* _Given instruction_
In the data that follows, find the line containing "Serialize everything readable"; then quote that line and every line after it, exactly, through the last one.

* _Records provided_
::::
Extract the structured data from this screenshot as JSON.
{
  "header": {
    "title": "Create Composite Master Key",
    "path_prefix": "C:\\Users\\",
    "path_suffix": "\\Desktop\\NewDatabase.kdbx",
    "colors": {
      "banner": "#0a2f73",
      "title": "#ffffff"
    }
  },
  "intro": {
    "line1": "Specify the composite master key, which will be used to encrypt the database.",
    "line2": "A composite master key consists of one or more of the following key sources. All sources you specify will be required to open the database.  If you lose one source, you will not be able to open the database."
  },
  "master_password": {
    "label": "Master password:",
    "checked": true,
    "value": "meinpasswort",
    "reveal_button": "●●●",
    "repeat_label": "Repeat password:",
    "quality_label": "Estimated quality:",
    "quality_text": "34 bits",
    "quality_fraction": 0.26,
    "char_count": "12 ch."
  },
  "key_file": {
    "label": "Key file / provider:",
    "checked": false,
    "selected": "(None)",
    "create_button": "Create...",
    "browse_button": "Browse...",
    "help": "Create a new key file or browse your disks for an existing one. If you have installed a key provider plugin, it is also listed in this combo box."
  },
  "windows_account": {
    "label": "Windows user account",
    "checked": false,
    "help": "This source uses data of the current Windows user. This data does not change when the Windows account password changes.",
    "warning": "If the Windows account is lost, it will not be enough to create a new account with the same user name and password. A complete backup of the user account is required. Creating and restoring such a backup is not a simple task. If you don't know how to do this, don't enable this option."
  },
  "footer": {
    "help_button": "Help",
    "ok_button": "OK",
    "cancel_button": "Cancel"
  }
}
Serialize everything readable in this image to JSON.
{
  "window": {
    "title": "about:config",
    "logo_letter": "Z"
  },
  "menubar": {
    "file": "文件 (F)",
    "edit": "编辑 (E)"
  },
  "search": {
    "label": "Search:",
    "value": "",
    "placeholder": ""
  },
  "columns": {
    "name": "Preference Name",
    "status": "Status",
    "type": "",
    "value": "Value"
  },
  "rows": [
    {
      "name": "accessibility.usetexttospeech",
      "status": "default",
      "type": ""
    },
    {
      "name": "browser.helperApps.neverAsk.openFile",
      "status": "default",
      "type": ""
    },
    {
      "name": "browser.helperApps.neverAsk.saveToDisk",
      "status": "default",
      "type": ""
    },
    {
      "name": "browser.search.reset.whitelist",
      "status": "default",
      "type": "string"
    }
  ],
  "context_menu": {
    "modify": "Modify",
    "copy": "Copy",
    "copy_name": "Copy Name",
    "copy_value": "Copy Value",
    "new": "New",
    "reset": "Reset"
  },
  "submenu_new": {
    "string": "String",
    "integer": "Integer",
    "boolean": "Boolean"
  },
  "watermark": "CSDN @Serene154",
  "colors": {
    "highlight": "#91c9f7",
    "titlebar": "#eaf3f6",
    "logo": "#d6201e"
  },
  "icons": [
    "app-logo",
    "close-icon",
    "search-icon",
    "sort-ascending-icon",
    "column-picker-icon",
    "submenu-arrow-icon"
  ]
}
::::
* _Solution_
Serialize everything readable in this image to JSON.
{
  "window": {
    "title": "about:config",
    "logo_letter": "Z"
  },
  "menubar": {
    "file": "文件 (F)",
    "edit": "编辑 (E)"
  },
  "search": {
    "label": "Search:",
    "value": "",
    "placeholder": ""
  },
  "columns": {
    "name": "Preference Name",
    "status": "Status",
    "type": "",
    "value": "Value"
  },
  "rows": [
    {
      "name": "accessibility.usetexttospeech",
      "status": "default",
      "type": ""
    },
    {
      "name": "browser.helperApps.neverAsk.openFile",
      "status": "default",
      "type": ""
    },
    {
      "name": "browser.helperApps.neverAsk.saveToDisk",
      "status": "default",
      "type": ""
    },
    {
      "name": "browser.search.reset.whitelist",
      "status": "default",
      "type": "string"
    }
  ],
  "context_menu": {
    "modify": "Modify",
    "copy": "Copy",
    "copy_name": "Copy Name",
    "copy_value": "Copy Value",
    "new": "New",
    "reset": "Reset"
  },
  "submenu_new": {
    "string": "String",
    "integer": "Integer",
    "boolean": "Boolean"
  },
  "watermark": "CSDN @Serene154",
  "colors": {
    "highlight": "#91c9f7",
    "titlebar": "#eaf3f6",
    "logo": "#d6201e"
  },
  "icons": [
    "app-logo",
    "close-icon",
    "search-icon",
    "sort-ascending-icon",
    "column-picker-icon",
    "submenu-arrow-icon"
  ]
}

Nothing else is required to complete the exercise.